[Figure record listings]
****************************************

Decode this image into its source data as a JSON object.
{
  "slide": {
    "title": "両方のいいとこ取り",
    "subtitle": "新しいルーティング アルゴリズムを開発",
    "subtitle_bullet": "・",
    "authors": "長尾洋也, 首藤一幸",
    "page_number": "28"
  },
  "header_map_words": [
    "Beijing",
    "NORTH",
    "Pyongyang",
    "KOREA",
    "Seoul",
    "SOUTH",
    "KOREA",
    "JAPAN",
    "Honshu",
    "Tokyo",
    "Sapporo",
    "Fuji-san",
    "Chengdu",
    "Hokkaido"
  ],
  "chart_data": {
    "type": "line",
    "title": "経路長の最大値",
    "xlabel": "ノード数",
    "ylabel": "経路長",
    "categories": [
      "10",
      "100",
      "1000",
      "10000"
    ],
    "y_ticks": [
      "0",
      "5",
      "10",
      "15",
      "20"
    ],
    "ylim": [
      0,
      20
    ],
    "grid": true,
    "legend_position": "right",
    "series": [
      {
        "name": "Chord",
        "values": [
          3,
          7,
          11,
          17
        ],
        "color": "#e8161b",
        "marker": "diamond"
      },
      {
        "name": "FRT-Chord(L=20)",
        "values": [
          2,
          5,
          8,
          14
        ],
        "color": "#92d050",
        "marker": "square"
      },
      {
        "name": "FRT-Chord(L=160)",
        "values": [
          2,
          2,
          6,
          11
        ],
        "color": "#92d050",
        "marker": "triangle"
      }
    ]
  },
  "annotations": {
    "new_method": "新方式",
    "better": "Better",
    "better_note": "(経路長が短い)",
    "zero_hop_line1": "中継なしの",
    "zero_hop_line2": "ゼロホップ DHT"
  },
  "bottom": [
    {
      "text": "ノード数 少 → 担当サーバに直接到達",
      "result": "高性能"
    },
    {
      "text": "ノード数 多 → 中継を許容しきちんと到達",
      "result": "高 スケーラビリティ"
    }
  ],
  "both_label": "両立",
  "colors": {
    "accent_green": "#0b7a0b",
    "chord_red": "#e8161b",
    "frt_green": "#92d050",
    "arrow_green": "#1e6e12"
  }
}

****************************************

» SHORT PROBLEM
Print the listing above in full, exactly as it is.

» REPLY
Decode this image into its source data as a JSON object.
{
  "slide": {
    "title": "両方のいいとこ取り",
    "subtitle": "新しいルーティング アルゴリズムを開発",
    "subtitle_bullet": "・",
    "authors": "長尾洋也, 首藤一幸",
    "page_number": "28"
  },
  "header_map_words": [
    "Beijing",
    "NORTH",
    "Pyongyang",
    "KOREA",
    "Seoul",
    "SOUTH",
    "KOREA",
    "JAPAN",
    "Honshu",
    "Tokyo",
    "Sapporo",
    "Fuji-san",
    "Chengdu",
    "Hokkaido"
  ],
  "chart_data": {
    "type": "line",
    "title": "経路長の最大値",
    "xlabel": "ノード数",
    "ylabel": "経路長",
    "categories": [
      "10",
      "100",
      "1000",
      "10000"
    ],
    "y_ticks": [
      "0",
      "5",
      "10",
      "15",
      "20"
    ],
    "ylim": [
      0,
      20
    ],
    "grid": true,
    "legend_position": "right",
    "series": [
      {
        "name": "Chord",
        "values": [
          3,
          7,
          11,
          17
        ],
        "color": "#e8161b",
        "marker": "diamond"
      },
      {
        "name": "FRT-Chord(L=20)",
        "values": [
          2,
          5,
          8,
          14
        ],
        "color": "#92d050",
        "marker": "square"
      },
      {
        "name": "FRT-Chord(L=160)",
        "values": [
          2,
          2,
          6,
          11
        ],
        "color": "#92d050",
        "marker": "triangle"
      }
    ]
  },
  "annotations": {
    "new_method": "新方式",
    "better": "Better",
    "better_note": "(経路長が短い)",
    "zero_hop_line1": "中継なしの",
    "zero_hop_line2": "ゼロホップ DHT"
  },
  "bottom": [
    {
      "text": "ノード数 少 → 担当サーバに直接到達",
      "result": "高性能"
    },
    {
      "text": "ノード数 多 → 中継を許容しきちんと到達",
      "result": "高 スケーラビリティ"
    }
  ],
  "both_label": "両立",
  "colors": {
    "accent_green": "#0b7a0b",
    "chord_red": "#e8161b",
    "frt_green": "#92d050",
    "arrow_green": "#1e6e12"
  }
}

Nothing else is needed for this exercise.